Exercise task
Copy each line of the listing below exactly.

Task data
::::::
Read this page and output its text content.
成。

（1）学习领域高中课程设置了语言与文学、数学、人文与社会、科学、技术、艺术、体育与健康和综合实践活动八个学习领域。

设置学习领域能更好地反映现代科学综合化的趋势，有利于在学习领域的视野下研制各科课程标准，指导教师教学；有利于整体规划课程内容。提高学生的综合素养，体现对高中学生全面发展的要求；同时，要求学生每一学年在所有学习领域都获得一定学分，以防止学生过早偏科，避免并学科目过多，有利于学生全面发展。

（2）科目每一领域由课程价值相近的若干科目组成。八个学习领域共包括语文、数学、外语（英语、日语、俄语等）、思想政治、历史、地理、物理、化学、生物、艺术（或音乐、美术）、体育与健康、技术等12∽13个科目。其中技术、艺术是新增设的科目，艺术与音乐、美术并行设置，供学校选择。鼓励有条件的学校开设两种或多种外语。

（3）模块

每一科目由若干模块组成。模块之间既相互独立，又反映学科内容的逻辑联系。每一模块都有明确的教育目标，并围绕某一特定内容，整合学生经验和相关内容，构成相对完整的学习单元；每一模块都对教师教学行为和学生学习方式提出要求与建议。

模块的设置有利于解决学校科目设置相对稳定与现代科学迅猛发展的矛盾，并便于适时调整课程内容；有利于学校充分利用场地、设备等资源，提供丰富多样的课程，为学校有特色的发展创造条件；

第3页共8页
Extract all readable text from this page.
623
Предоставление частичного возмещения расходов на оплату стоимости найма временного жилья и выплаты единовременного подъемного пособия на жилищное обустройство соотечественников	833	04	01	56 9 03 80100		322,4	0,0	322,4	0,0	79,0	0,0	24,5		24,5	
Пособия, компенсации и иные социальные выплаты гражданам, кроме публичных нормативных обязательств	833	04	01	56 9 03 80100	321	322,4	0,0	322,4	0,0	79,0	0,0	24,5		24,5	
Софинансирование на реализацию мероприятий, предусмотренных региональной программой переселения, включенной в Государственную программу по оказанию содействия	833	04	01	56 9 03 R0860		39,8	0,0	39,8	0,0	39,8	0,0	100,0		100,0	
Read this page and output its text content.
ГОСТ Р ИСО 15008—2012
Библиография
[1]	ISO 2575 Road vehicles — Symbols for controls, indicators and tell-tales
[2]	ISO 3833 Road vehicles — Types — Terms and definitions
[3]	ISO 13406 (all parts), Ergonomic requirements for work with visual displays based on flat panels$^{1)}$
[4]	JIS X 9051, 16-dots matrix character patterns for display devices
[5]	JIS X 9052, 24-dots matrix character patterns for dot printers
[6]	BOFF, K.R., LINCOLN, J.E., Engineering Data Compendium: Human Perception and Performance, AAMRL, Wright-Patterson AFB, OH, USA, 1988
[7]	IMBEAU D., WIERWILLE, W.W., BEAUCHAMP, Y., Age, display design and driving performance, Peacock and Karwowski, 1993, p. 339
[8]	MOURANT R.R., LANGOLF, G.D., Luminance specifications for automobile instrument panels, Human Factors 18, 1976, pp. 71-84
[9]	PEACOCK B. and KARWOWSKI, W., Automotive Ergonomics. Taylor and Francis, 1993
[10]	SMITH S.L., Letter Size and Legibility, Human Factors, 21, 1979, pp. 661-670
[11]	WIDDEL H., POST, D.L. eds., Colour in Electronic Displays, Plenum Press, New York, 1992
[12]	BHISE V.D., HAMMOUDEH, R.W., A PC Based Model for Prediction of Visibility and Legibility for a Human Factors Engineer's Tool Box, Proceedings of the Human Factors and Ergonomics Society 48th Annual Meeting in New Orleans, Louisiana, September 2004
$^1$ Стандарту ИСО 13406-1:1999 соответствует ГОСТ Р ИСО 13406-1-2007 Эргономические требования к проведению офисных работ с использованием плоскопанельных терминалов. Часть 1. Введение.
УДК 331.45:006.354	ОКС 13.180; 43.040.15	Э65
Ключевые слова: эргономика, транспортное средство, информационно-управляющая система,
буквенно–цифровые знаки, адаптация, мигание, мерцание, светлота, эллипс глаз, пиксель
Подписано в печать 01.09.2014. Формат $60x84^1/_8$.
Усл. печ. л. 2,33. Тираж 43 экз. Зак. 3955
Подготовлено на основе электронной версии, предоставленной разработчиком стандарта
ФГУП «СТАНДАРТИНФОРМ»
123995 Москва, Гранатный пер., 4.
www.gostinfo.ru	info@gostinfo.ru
::::::
Full output
Read this page and output its text content.
成。

（1）学习领域高中课程设置了语言与文学、数学、人文与社会、科学、技术、艺术、体育与健康和综合实践活动八个学习领域。

设置学习领域能更好地反映现代科学综合化的趋势，有利于在学习领域的视野下研制各科课程标准，指导教师教学；有利于整体规划课程内容。提高学生的综合素养，体现对高中学生全面发展的要求；同时，要求学生每一学年在所有学习领域都获得一定学分，以防止学生过早偏科，避免并学科目过多，有利于学生全面发展。

（2）科目每一领域由课程价值相近的若干科目组成。八个学习领域共包括语文、数学、外语（英语、日语、俄语等）、思想政治、历史、地理、物理、化学、生物、艺术（或音乐、美术）、体育与健康、技术等12∽13个科目。其中技术、艺术是新增设的科目，艺术与音乐、美术并行设置，供学校选择。鼓励有条件的学校开设两种或多种外语。

（3）模块

每一科目由若干模块组成。模块之间既相互独立，又反映学科内容的逻辑联系。每一模块都有明确的教育目标，并围绕某一特定内容，整合学生经验和相关内容，构成相对完整的学习单元；每一模块都对教师教学行为和学生学习方式提出要求与建议。

模块的设置有利于解决学校科目设置相对稳定与现代科学迅猛发展的矛盾，并便于适时调整课程内容；有利于学校充分利用场地、设备等资源，提供丰富多样的课程，为学校有特色的发展创造条件；

第3页共8页
Extract all readable text from this page.
623
Предоставление частичного возмещения расходов на оплату стоимости найма временного жилья и выплаты единовременного подъемного пособия на жилищное обустройство соотечественников	833	04	01	56 9 03 80100		322,4	0,0	322,4	0,0	79,0	0,0	24,5		24,5	
Пособия, компенсации и иные социальные выплаты гражданам, кроме публичных нормативных обязательств	833	04	01	56 9 03 80100	321	322,4	0,0	322,4	0,0	79,0	0,0	24,5		24,5	
Софинансирование на реализацию мероприятий, предусмотренных региональной программой переселения, включенной в Государственную программу по оказанию содействия	833	04	01	56 9 03 R0860		39,8	0,0	39,8	0,0	39,8	0,0	100,0		100,0	
Read this page and output its text content.
ГОСТ Р ИСО 15008—2012
Библиография
[1]	ISO 2575 Road vehicles — Symbols for controls, indicators and tell-tales
[2]	ISO 3833 Road vehicles — Types — Terms and definitions
[3]	ISO 13406 (all parts), Ergonomic requirements for work with visual displays based on flat panels$^{1)}$
[4]	JIS X 9051, 16-dots matrix character patterns for display devices
[5]	JIS X 9052, 24-dots matrix character patterns for dot printers
[6]	BOFF, K.R., LINCOLN, J.E., Engineering Data Compendium: Human Perception and Performance, AAMRL, Wright-Patterson AFB, OH, USA, 1988
[7]	IMBEAU D., WIERWILLE, W.W., BEAUCHAMP, Y., Age, display design and driving performance, Peacock and Karwowski, 1993, p. 339
[8]	MOURANT R.R., LANGOLF, G.D., Luminance specifications for automobile instrument panels, Human Factors 18, 1976, pp. 71-84
[9]	PEACOCK B. and KARWOWSKI, W., Automotive Ergonomics. Taylor and Francis, 1993
[10]	SMITH S.L., Letter Size and Legibility, Human Factors, 21, 1979, pp. 661-670
[11]	WIDDEL H., POST, D.L. eds., Colour in Electronic Displays, Plenum Press, New York, 1992
[12]	BHISE V.D., HAMMOUDEH, R.W., A PC Based Model for Prediction of Visibility and Legibility for a Human Factors Engineer's Tool Box, Proceedings of the Human Factors and Ergonomics Society 48th Annual Meeting in New Orleans, Louisiana, September 2004
$^1$ Стандарту ИСО 13406-1:1999 соответствует ГОСТ Р ИСО 13406-1-2007 Эргономические требования к проведению офисных работ с использованием плоскопанельных терминалов. Часть 1. Введение.
УДК 331.45:006.354	ОКС 13.180; 43.040.15	Э65
Ключевые слова: эргономика, транспортное средство, информационно-управляющая система,
буквенно–цифровые знаки, адаптация, мигание, мерцание, светлота, эллипс глаз, пиксель
Подписано в печать 01.09.2014. Формат $60x84^1/_8$.
Усл. печ. л. 2,33. Тираж 43 экз. Зак. 3955
Подготовлено на основе электронной версии, предоставленной разработчиком стандарта
ФГУП «СТАНДАРТИНФОРМ»
123995 Москва, Гранатный пер., 4.
www.gostinfo.ru	info@gostinfo.ru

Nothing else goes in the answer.